◆ Your instructions ◆
Output only the count of lines that contain "гражданином".

** begin **

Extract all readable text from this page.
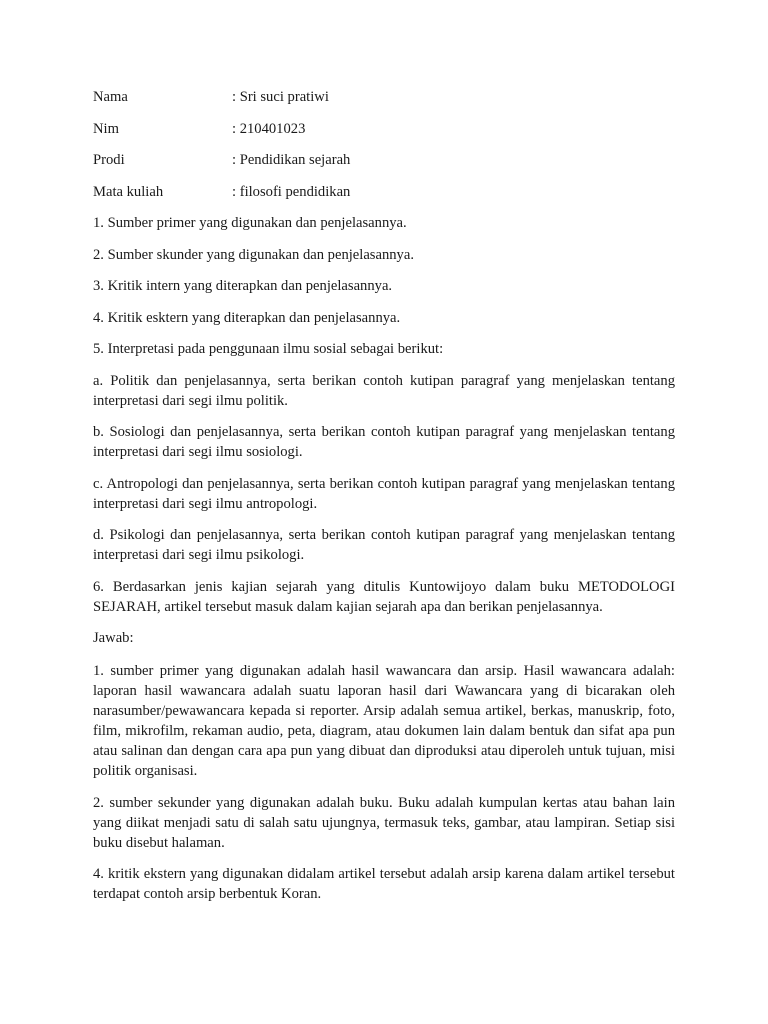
Nama	: Sri suci pratiwi
Nim	: 210401023
Prodi	: Pendidikan sejarah
Mata kuliah	: filosofi pendidikan

1. Sumber primer yang digunakan dan penjelasannya.

2. Sumber skunder yang digunakan dan penjelasannya.

3. Kritik intern yang diterapkan dan penjelasannya.

4. Kritik esktern yang diterapkan dan penjelasannya.

5. Interpretasi pada penggunaan ilmu sosial sebagai berikut:

a. Politik dan penjelasannya, serta berikan contoh kutipan paragraf yang menjelaskan tentang interpretasi dari segi ilmu politik.

b. Sosiologi dan penjelasannya, serta berikan contoh kutipan paragraf yang menjelaskan tentang interpretasi dari segi ilmu sosiologi.

c. Antropologi dan penjelasannya, serta berikan contoh kutipan paragraf yang menjelaskan tentang interpretasi dari segi ilmu antropologi.

d. Psikologi dan penjelasannya, serta berikan contoh kutipan paragraf yang menjelaskan tentang interpretasi dari segi ilmu psikologi.

6. Berdasarkan jenis kajian sejarah yang ditulis Kuntowijoyo dalam buku METODOLOGI SEJARAH, artikel tersebut masuk dalam kajian sejarah apa dan berikan penjelasannya.

Jawab:

1. sumber primer yang digunakan adalah hasil wawancara dan arsip. Hasil wawancara adalah: laporan hasil wawancara adalah suatu laporan hasil dari Wawancara yang di bicarakan oleh narasumber/pewawancara kepada si reporter. Arsip adalah semua artikel, berkas, manuskrip, foto, film, mikrofilm, rekaman audio, peta, diagram, atau dokumen lain dalam bentuk dan sifat apa pun atau salinan dan dengan cara apa pun yang dibuat dan diproduksi atau diperoleh untuk tujuan, misi politik organisasi.

2. sumber sekunder yang digunakan adalah buku. Buku adalah kumpulan kertas atau bahan lain yang diikat menjadi satu di salah satu ujungnya, termasuk teks, gambar, atau lampiran. Setiap sisi buku disebut halaman.

4. kritik ekstern yang digunakan didalam artikel tersebut adalah arsip karena dalam artikel tersebut terdapat contoh arsip berbentuk Koran.
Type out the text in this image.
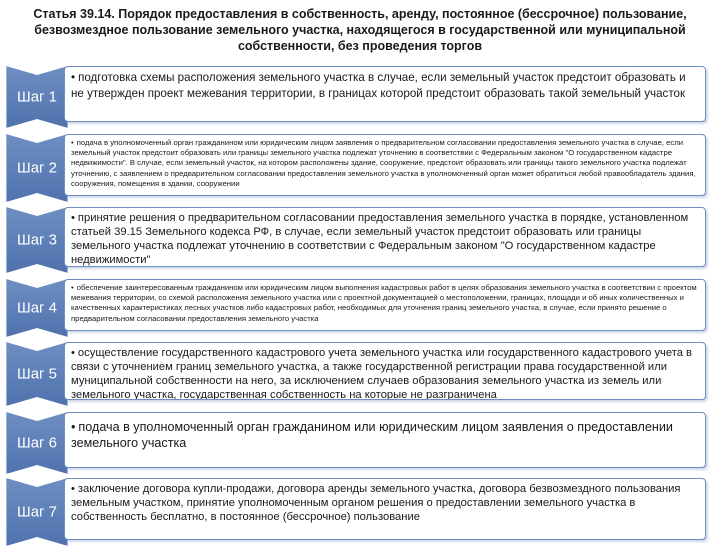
Статья 39.14. Порядок предоставления в собственность, аренду, постоянное (бессрочное) пользование, безвозмездное пользование земельного участка, находящегося в государственной или муниципальной собственности, без проведения торгов
Шаг 1
• подготовка схемы расположения земельного участка в случае, если земельный участок предстоит образовать и не утвержден проект межевания территории, в границах которой предстоит образовать такой земельный участок
Шаг 2
• подача в уполномоченный орган гражданином или юридическим лицом заявления о предварительном согласовании предоставления земельного участка в случае, если земельный участок предстоит образовать или границы земельного участка подлежат уточнению в соответствии с Федеральным законом "О государственном кадастре недвижимости". В случае, если земельный участок, на котором расположены здание, сооружение, предстоит образовать или границы такого земельного участка подлежат уточнению, с заявлением о предварительном согласовании предоставления земельного участка в уполномоченный орган может обратиться любой правообладатель здания, сооружения, помещения в здании, сооружении
Шаг 3
• принятие решения о предварительном согласовании предоставления земельного участка в порядке, установленном статьей 39.15 Земельного кодекса РФ, в случае, если земельный участок предстоит образовать или границы земельного участка подлежат уточнению в соответствии с Федеральным законом "О государственном кадастре недвижимости"
Шаг 4
• обеспечение заинтересованным гражданином или юридическим лицом выполнения кадастровых работ в целях образования земельного участка в соответствии с проектом межевания территории, со схемой расположения земельного участка или с проектной документацией о местоположении, границах, площади и об иных количественных и качественных характеристиках лесных участков либо кадастровых работ, необходимых для уточнения границ земельного участка, в случае, если принято решение о предварительном согласовании предоставления земельного участка
Шаг 5
• осуществление государственного кадастрового учета земельного участка или государственного кадастрового учета в связи с уточнением границ земельного участка, а также государственной регистрации права государственной или муниципальной собственности на него, за исключением случаев образования земельного участка из земель или земельного участка, государственная собственность на которые не разграничена
Шаг 6
• подача в уполномоченный орган гражданином или юридическим лицом заявления о предоставлении земельного участка
Шаг 7
• заключение договора купли-продажи, договора аренды земельного участка, договора безвозмездного пользования земельным участком, принятие уполномоченным органом решения о предоставлении земельного участка в собственность бесплатно, в постоянное (бессрочное) пользование
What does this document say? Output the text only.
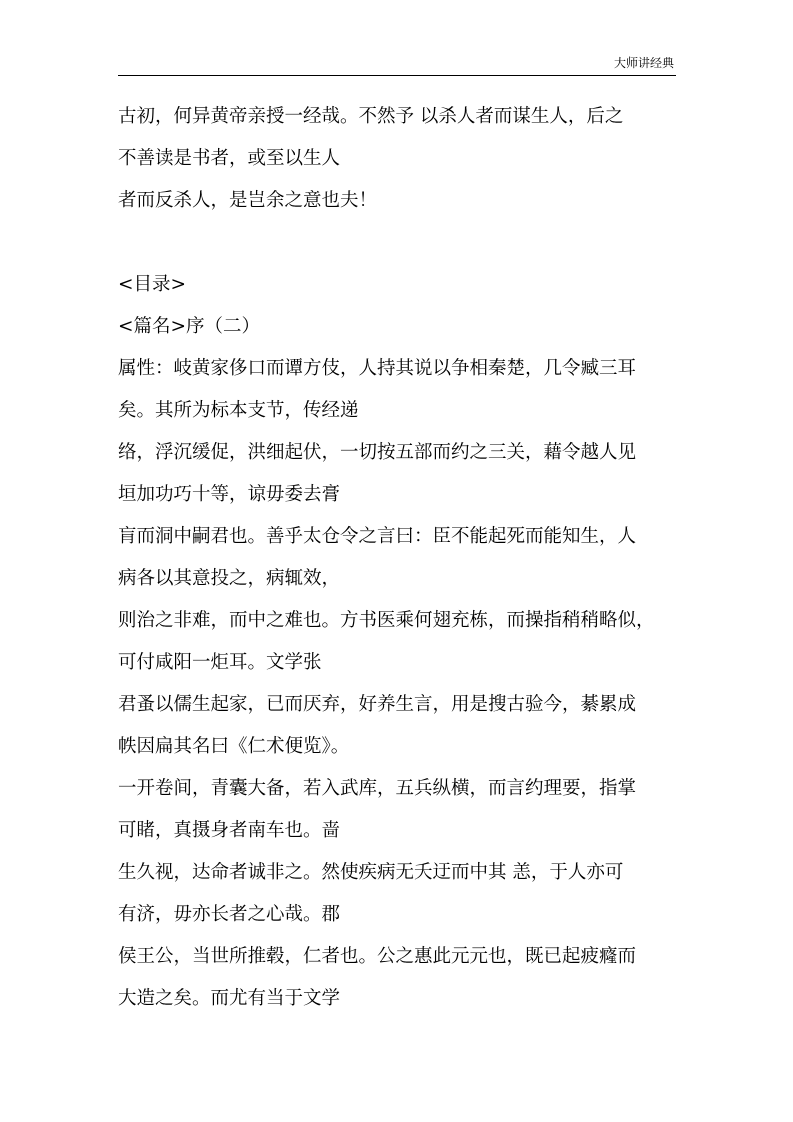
大师讲经典
古初，何异黄帝亲授一经哉。不然予 以杀人者而谋生人，后之
不善读是书者，或至以生人
者而反杀人，是岂余之意也夫！
<目录>
<篇名>序（二）
属性：岐黄家侈口而谭方伎，人持其说以争相秦楚，几令臧三耳
矣。其所为标本支节，传经递
络，浮沉缓促，洪细起伏，一切按五部而约之三关，藉令越人见
垣加功巧十等，谅毋委去膏
肓而洞中嗣君也。善乎太仓令之言曰：臣不能起死而能知生，人
病各以其意投之，病辄效，
则治之非难，而中之难也。方书医乘何翅充栋，而操指稍稍略似，
可付咸阳一炬耳。文学张
君蚤以儒生起家，已而厌弃，好养生言，用是搜古验今，綦累成
帙因扁其名曰《仁术便览》。
一开卷间，青囊大备，若入武库，五兵纵横，而言约理要，指掌
可睹，真摄身者南车也。啬
生久视，达命者诚非之。然使疾病无夭迂而中其 恙，于人亦可
有济，毋亦长者之心哉。郡
侯王公，当世所推毂，仁者也。公之惠此元元也，既已起疲癃而
大造之矣。而尤有当于文学
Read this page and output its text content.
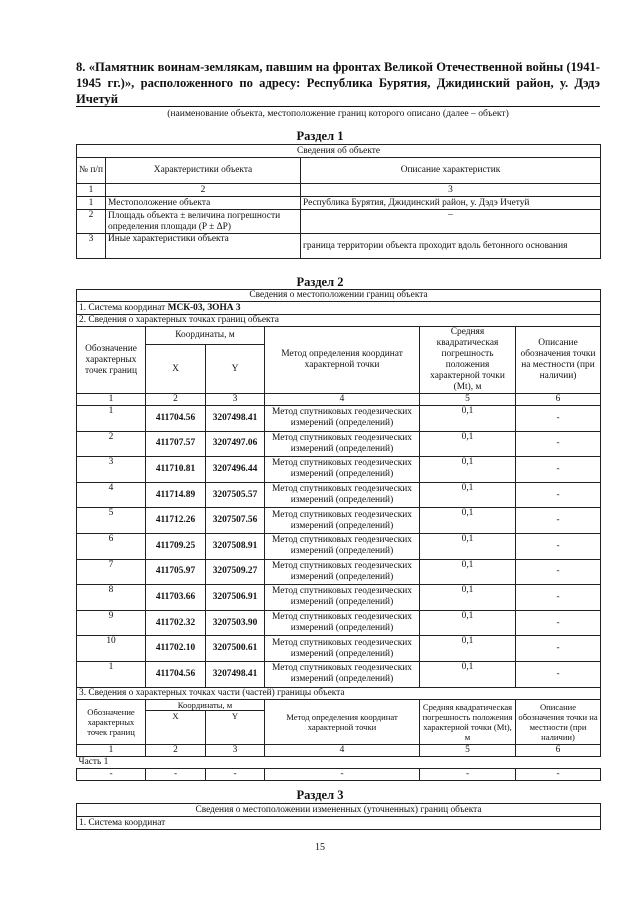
8. «Памятник воинам-землякам, павшим на фронтах Великой Отечественной войны (1941-1945 гг.)», расположенного по адресу: Республика Бурятия, Джидинский район, у. Дэдэ Ичетуй
(наименование объекта, местоположение границ которого описано (далее – объект)
Раздел 1
Сведения об объекте		
№ п/п	Характеристики объекта	Описание характеристик
1	2	3
1	Местоположение объекта	Республика Бурятия, Джидинский район, у. Дэдэ Ичетуй
2	Площадь объекта ± величина погрешности определения площади (P ± ΔP)	–
3	Иные характеристики объекта	граница территории объекта проходит вдоль бетонного основания
Раздел 2
Сведения о местоположении границ объекта					
1. Система координат МСК-03, ЗОНА 3					
2. Сведения о характерных точках границ объекта					
Обозначение характерных точек границ	Координаты, м		Метод определения координат характерной точки	Средняя квадратическая погрешность положения характерной точки (Mt), м	Описание обозначения точки на местности (при наличии)
	X	Y			
1	2	3	4	5	6
1	411704.56	3207498.41	Метод спутниковых геодезических измерений (определений)	0,1	-
2	411707.57	3207497.06	Метод спутниковых геодезических измерений (определений)	0,1	-
3	411710.81	3207496.44	Метод спутниковых геодезических измерений (определений)	0,1	-
4	411714.89	3207505.57	Метод спутниковых геодезических измерений (определений)	0,1	-
5	411712.26	3207507.56	Метод спутниковых геодезических измерений (определений)	0,1	-
6	411709.25	3207508.91	Метод спутниковых геодезических измерений (определений)	0,1	-
7	411705.97	3207509.27	Метод спутниковых геодезических измерений (определений)	0,1	-
8	411703.66	3207506.91	Метод спутниковых геодезических измерений (определений)	0,1	-
9	411702.32	3207503.90	Метод спутниковых геодезических измерений (определений)	0,1	-
10	411702.10	3207500.61	Метод спутниковых геодезических измерений (определений)	0,1	-
1	411704.56	3207498.41	Метод спутниковых геодезических измерений (определений)	0,1	-
3. Сведения о характерных точках части (частей) границы объекта					
Обозначение характерных точек границ	Координаты, м		Метод определения координат характерной точки	Средняя квадратическая погрешность положения характерной точки (Mt), м	Описание обозначения точки на местности (при наличии)
	X	Y			
1	2	3	4	5	6
Часть 1					
-	-	-	-	-	-
Раздел 3
Сведения о местоположении измененных (уточненных) границ объекта
1. Система координат
15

** end **

◆ Output ◆
3